■ Exercise goal: Report, as a bare number, how many lines of the material below contain the word "color".

■ Records:
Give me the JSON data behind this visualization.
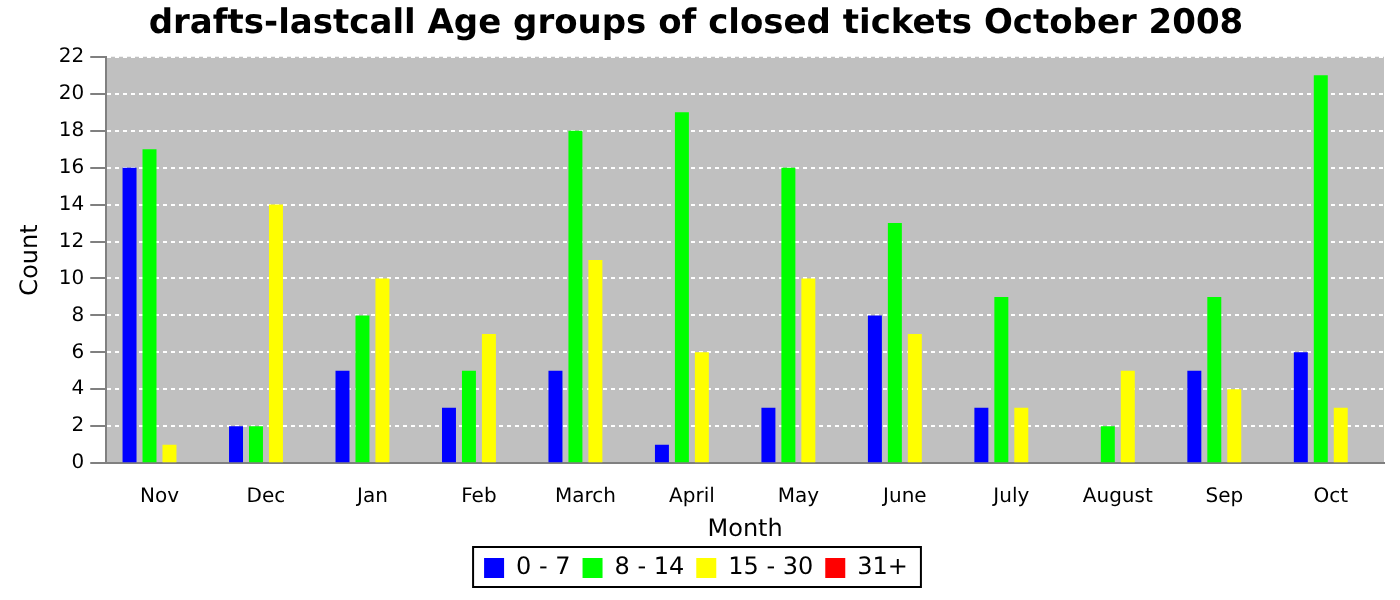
{
  "chart_data": {
    "type": "bar",
    "title": "drafts-lastcall Age groups of closed tickets October 2008",
    "xlabel": "Month",
    "ylabel": "Count",
    "categories": [
      "Nov",
      "Dec",
      "Jan",
      "Feb",
      "March",
      "April",
      "May",
      "June",
      "July",
      "August",
      "Sep",
      "Oct"
    ],
    "series": [
      {
        "name": "0 - 7",
        "color": "#0000ff",
        "values": [
          16,
          2,
          5,
          3,
          5,
          1,
          3,
          8,
          3,
          0,
          5,
          6
        ]
      },
      {
        "name": "8 - 14",
        "color": "#00ff00",
        "values": [
          17,
          2,
          8,
          5,
          18,
          19,
          16,
          13,
          9,
          2,
          9,
          21
        ]
      },
      {
        "name": "15 - 30",
        "color": "#ffff00",
        "values": [
          1,
          14,
          10,
          7,
          11,
          6,
          10,
          7,
          3,
          5,
          4,
          3
        ]
      },
      {
        "name": "31+",
        "color": "#ff0000",
        "values": [
          0,
          0,
          0,
          0,
          0,
          0,
          0,
          0,
          0,
          0,
          0,
          0
        ]
      }
    ],
    "ylim": [
      0,
      22
    ],
    "yticks": [
      0,
      2,
      4,
      6,
      8,
      10,
      12,
      14,
      16,
      18,
      20,
      22
    ],
    "grid": "y",
    "legend": "bottom"
  }
}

■ Correct response: 4